» What you will do
Without the pictures, set down the records below word for word.
------------------------------------------------------------
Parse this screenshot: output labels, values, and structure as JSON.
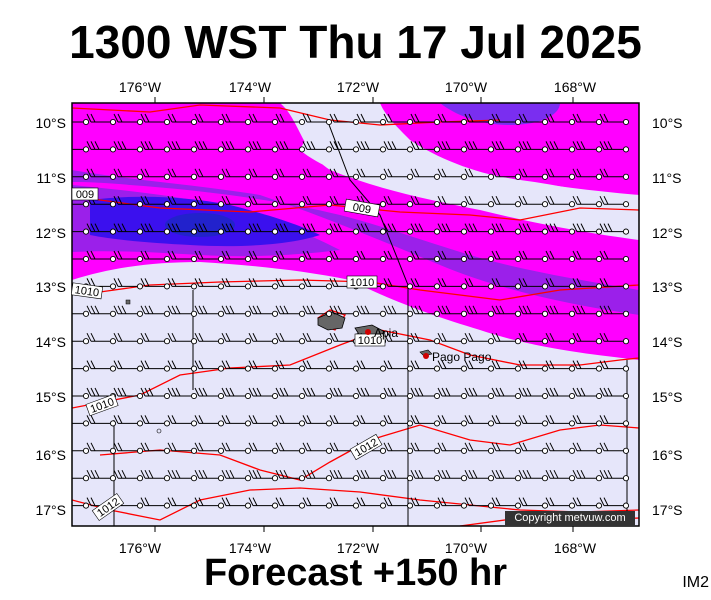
{
  "header": {
    "title": "1300 WST Thu 17 Jul 2025"
  },
  "footer": {
    "forecast": "Forecast +150 hr",
    "code": "IM2",
    "copyright": "Copyright metvuw.com"
  },
  "map": {
    "lon_labels": [
      "176°W",
      "174°W",
      "172°W",
      "170°W",
      "168°W"
    ],
    "lat_labels": [
      "10°S",
      "11°S",
      "12°S",
      "13°S",
      "14°S",
      "15°S",
      "16°S",
      "17°S"
    ],
    "isobars": [
      "009",
      "009",
      "1010",
      "1010",
      "1010",
      "1010",
      "1012",
      "1012"
    ],
    "places": [
      {
        "name": "Apia",
        "lon": -171.75,
        "lat": -13.83
      },
      {
        "name": "Pago Pago",
        "lon": -170.7,
        "lat": -14.28
      }
    ]
  },
  "colors": {
    "light": "#e6e6fa",
    "magenta": "#ff00ff",
    "violet": "#9b20ea",
    "blue": "#3b10ee",
    "isobar": "#ff0000"
  }
}
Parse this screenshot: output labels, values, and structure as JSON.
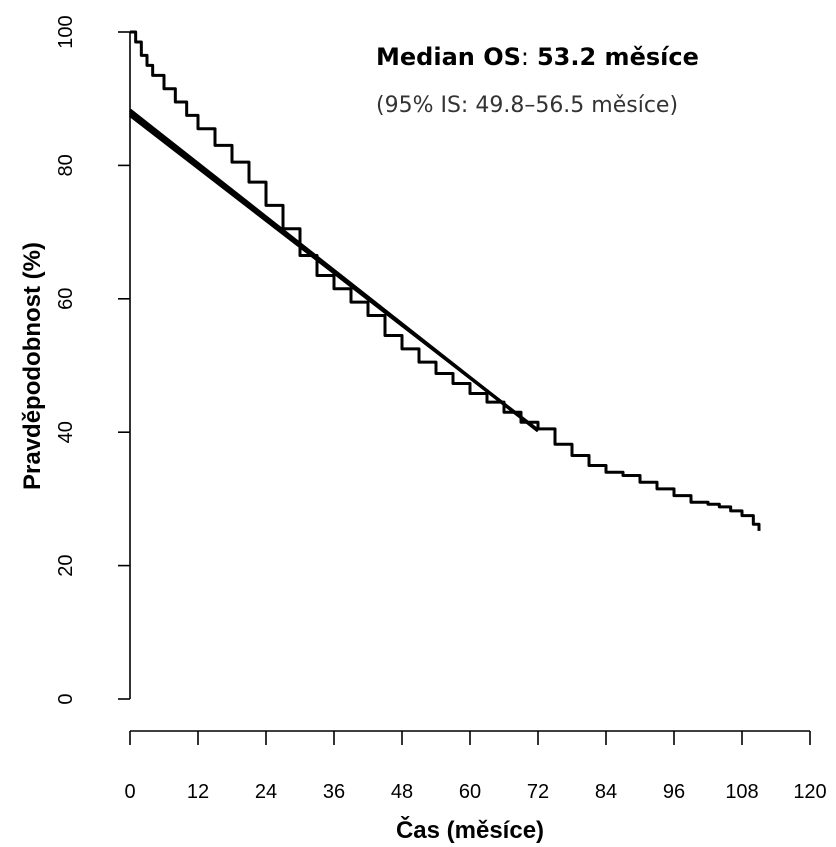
------------------------------------------------------------
» Correct output
Parse this screenshot: output labels, values, and structure as JSON.
{
  "header": {
    "title": "1300 WST Thu 17 Jul 2025"
  },
  "footer": {
    "forecast": "Forecast +150 hr",
    "code": "IM2",
    "copyright": "Copyright metvuw.com"
  },
  "map": {
    "lon_labels": [
      "176°W",
      "174°W",
      "172°W",
      "170°W",
      "168°W"
    ],
    "lat_labels": [
      "10°S",
      "11°S",
      "12°S",
      "13°S",
      "14°S",
      "15°S",
      "16°S",
      "17°S"
    ],
    "isobars": [
      "009",
      "009",
      "1010",
      "1010",
      "1010",
      "1010",
      "1012",
      "1012"
    ],
    "places": [
      {
        "name": "Apia",
        "lon": -171.75,
        "lat": -13.83
      },
      {
        "name": "Pago Pago",
        "lon": -170.7,
        "lat": -14.28
      }
    ]
  },
  "colors": {
    "light": "#e6e6fa",
    "magenta": "#ff00ff",
    "violet": "#9b20ea",
    "blue": "#3b10ee",
    "isobar": "#ff0000"
  }
}
Parse this screenshot: output labels, values, and structure as JSON.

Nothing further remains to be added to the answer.